Restate the entries below verbatim.

• [Given data]

::::::::::

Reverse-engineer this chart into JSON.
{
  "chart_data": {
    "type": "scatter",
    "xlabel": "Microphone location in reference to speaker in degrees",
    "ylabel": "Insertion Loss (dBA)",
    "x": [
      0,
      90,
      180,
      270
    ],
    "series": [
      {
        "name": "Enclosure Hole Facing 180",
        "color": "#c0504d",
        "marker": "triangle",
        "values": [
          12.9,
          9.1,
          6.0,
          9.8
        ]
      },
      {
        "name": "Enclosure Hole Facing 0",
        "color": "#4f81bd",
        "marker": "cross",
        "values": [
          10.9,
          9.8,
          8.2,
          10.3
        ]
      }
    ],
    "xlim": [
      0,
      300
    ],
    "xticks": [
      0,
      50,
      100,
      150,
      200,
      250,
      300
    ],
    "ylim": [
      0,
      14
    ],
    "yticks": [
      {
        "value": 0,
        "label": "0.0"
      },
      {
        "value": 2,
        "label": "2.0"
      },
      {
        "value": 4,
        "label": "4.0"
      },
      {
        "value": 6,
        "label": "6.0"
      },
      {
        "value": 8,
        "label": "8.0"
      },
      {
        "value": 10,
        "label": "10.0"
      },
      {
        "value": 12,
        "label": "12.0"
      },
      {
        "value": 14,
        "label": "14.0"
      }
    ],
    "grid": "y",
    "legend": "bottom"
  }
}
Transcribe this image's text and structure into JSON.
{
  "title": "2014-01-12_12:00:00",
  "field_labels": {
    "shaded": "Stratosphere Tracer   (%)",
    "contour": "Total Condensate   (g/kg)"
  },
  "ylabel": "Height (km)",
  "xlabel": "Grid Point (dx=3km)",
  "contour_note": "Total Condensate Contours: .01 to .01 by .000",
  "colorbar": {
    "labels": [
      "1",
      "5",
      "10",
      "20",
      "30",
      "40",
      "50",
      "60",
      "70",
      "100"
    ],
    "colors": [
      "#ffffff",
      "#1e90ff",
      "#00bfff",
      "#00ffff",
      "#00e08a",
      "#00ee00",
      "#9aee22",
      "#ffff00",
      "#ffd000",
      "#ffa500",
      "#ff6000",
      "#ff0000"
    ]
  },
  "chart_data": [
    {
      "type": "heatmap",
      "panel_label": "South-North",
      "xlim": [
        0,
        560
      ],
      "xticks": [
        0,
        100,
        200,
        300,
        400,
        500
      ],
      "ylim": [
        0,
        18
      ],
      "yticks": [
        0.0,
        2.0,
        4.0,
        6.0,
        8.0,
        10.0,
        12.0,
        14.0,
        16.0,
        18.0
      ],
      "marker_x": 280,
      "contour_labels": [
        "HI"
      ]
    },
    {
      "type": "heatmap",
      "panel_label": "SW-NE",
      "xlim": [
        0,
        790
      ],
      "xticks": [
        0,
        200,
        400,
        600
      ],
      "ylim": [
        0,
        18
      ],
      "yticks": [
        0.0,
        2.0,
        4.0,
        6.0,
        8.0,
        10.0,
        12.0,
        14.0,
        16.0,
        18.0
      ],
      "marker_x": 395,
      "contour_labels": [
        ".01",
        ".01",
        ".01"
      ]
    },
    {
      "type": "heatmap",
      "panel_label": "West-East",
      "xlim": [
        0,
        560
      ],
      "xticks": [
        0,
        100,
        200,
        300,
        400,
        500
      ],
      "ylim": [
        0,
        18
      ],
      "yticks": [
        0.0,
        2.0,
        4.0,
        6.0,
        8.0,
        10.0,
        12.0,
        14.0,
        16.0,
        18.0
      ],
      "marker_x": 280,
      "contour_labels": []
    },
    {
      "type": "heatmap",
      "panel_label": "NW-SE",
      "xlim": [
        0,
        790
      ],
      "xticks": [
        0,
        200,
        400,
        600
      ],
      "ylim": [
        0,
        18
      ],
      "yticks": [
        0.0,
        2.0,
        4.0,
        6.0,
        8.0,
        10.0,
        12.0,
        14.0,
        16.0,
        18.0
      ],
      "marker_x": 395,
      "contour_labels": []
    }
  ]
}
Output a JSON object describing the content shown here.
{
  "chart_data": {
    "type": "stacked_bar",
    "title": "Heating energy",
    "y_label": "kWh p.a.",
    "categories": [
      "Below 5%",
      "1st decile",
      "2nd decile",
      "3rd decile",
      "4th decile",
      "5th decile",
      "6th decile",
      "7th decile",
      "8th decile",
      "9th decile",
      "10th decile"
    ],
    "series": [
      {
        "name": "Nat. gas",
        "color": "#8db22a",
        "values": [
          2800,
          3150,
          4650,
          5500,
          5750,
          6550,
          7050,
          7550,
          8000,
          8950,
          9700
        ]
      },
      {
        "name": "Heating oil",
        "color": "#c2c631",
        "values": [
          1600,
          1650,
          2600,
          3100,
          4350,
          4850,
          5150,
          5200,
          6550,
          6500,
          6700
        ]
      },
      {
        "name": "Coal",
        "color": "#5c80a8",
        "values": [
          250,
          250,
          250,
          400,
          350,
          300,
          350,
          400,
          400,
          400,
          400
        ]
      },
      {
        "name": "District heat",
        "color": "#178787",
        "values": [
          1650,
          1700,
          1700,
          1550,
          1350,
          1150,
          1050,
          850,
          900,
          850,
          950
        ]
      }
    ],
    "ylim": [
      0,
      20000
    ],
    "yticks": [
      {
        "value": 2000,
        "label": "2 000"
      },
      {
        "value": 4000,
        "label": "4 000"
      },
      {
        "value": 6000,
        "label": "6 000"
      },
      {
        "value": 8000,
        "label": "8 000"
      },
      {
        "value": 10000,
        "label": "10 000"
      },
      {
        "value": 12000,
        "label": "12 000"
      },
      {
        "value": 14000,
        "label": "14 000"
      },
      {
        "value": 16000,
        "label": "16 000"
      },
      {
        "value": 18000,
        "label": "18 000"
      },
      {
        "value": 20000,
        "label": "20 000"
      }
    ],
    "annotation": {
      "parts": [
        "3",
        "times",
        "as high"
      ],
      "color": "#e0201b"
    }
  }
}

::::::::::

• [Task response]
Reverse-engineer this chart into JSON.
{
  "chart_data": {
    "type": "scatter",
    "xlabel": "Microphone location in reference to speaker in degrees",
    "ylabel": "Insertion Loss (dBA)",
    "x": [
      0,
      90,
      180,
      270
    ],
    "series": [
      {
        "name": "Enclosure Hole Facing 180",
        "color": "#c0504d",
        "marker": "triangle",
        "values": [
          12.9,
          9.1,
          6.0,
          9.8
        ]
      },
      {
        "name": "Enclosure Hole Facing 0",
        "color": "#4f81bd",
        "marker": "cross",
        "values": [
          10.9,
          9.8,
          8.2,
          10.3
        ]
      }
    ],
    "xlim": [
      0,
      300
    ],
    "xticks": [
      0,
      50,
      100,
      150,
      200,
      250,
      300
    ],
    "ylim": [
      0,
      14
    ],
    "yticks": [
      {
        "value": 0,
        "label": "0.0"
      },
      {
        "value": 2,
        "label": "2.0"
      },
      {
        "value": 4,
        "label": "4.0"
      },
      {
        "value": 6,
        "label": "6.0"
      },
      {
        "value": 8,
        "label": "8.0"
      },
      {
        "value": 10,
        "label": "10.0"
      },
      {
        "value": 12,
        "label": "12.0"
      },
      {
        "value": 14,
        "label": "14.0"
      }
    ],
    "grid": "y",
    "legend": "bottom"
  }
}
Transcribe this image's text and structure into JSON.
{
  "title": "2014-01-12_12:00:00",
  "field_labels": {
    "shaded": "Stratosphere Tracer   (%)",
    "contour": "Total Condensate   (g/kg)"
  },
  "ylabel": "Height (km)",
  "xlabel": "Grid Point (dx=3km)",
  "contour_note": "Total Condensate Contours: .01 to .01 by .000",
  "colorbar": {
    "labels": [
      "1",
      "5",
      "10",
      "20",
      "30",
      "40",
      "50",
      "60",
      "70",
      "100"
    ],
    "colors": [
      "#ffffff",
      "#1e90ff",
      "#00bfff",
      "#00ffff",
      "#00e08a",
      "#00ee00",
      "#9aee22",
      "#ffff00",
      "#ffd000",
      "#ffa500",
      "#ff6000",
      "#ff0000"
    ]
  },
  "chart_data": [
    {
      "type": "heatmap",
      "panel_label": "South-North",
      "xlim": [
        0,
        560
      ],
      "xticks": [
        0,
        100,
        200,
        300,
        400,
        500
      ],
      "ylim": [
        0,
        18
      ],
      "yticks": [
        0.0,
        2.0,
        4.0,
        6.0,
        8.0,
        10.0,
        12.0,
        14.0,
        16.0,
        18.0
      ],
      "marker_x": 280,
      "contour_labels": [
        "HI"
      ]
    },
    {
      "type": "heatmap",
      "panel_label": "SW-NE",
      "xlim": [
        0,
        790
      ],
      "xticks": [
        0,
        200,
        400,
        600
      ],
      "ylim": [
        0,
        18
      ],
      "yticks": [
        0.0,
        2.0,
        4.0,
        6.0,
        8.0,
        10.0,
        12.0,
        14.0,
        16.0,
        18.0
      ],
      "marker_x": 395,
      "contour_labels": [
        ".01",
        ".01",
        ".01"
      ]
    },
    {
      "type": "heatmap",
      "panel_label": "West-East",
      "xlim": [
        0,
        560
      ],
      "xticks": [
        0,
        100,
        200,
        300,
        400,
        500
      ],
      "ylim": [
        0,
        18
      ],
      "yticks": [
        0.0,
        2.0,
        4.0,
        6.0,
        8.0,
        10.0,
        12.0,
        14.0,
        16.0,
        18.0
      ],
      "marker_x": 280,
      "contour_labels": []
    },
    {
      "type": "heatmap",
      "panel_label": "NW-SE",
      "xlim": [
        0,
        790
      ],
      "xticks": [
        0,
        200,
        400,
        600
      ],
      "ylim": [
        0,
        18
      ],
      "yticks": [
        0.0,
        2.0,
        4.0,
        6.0,
        8.0,
        10.0,
        12.0,
        14.0,
        16.0,
        18.0
      ],
      "marker_x": 395,
      "contour_labels": []
    }
  ]
}
Output a JSON object describing the content shown here.
{
  "chart_data": {
    "type": "stacked_bar",
    "title": "Heating energy",
    "y_label": "kWh p.a.",
    "categories": [
      "Below 5%",
      "1st decile",
      "2nd decile",
      "3rd decile",
      "4th decile",
      "5th decile",
      "6th decile",
      "7th decile",
      "8th decile",
      "9th decile",
      "10th decile"
    ],
    "series": [
      {
        "name": "Nat. gas",
        "color": "#8db22a",
        "values": [
          2800,
          3150,
          4650,
          5500,
          5750,
          6550,
          7050,
          7550,
          8000,
          8950,
          9700
        ]
      },
      {
        "name": "Heating oil",
        "color": "#c2c631",
        "values": [
          1600,
          1650,
          2600,
          3100,
          4350,
          4850,
          5150,
          5200,
          6550,
          6500,
          6700
        ]
      },
      {
        "name": "Coal",
        "color": "#5c80a8",
        "values": [
          250,
          250,
          250,
          400,
          350,
          300,
          350,
          400,
          400,
          400,
          400
        ]
      },
      {
        "name": "District heat",
        "color": "#178787",
        "values": [
          1650,
          1700,
          1700,
          1550,
          1350,
          1150,
          1050,
          850,
          900,
          850,
          950
        ]
      }
    ],
    "ylim": [
      0,
      20000
    ],
    "yticks": [
      {
        "value": 2000,
        "label": "2 000"
      },
      {
        "value": 4000,
        "label": "4 000"
      },
      {
        "value": 6000,
        "label": "6 000"
      },
      {
        "value": 8000,
        "label": "8 000"
      },
      {
        "value": 10000,
        "label": "10 000"
      },
      {
        "value": 12000,
        "label": "12 000"
      },
      {
        "value": 14000,
        "label": "14 000"
      },
      {
        "value": 16000,
        "label": "16 000"
      },
      {
        "value": 18000,
        "label": "18 000"
      },
      {
        "value": 20000,
        "label": "20 000"
      }
    ],
    "annotation": {
      "parts": [
        "3",
        "times",
        "as high"
      ],
      "color": "#e0201b"
    }
  }
}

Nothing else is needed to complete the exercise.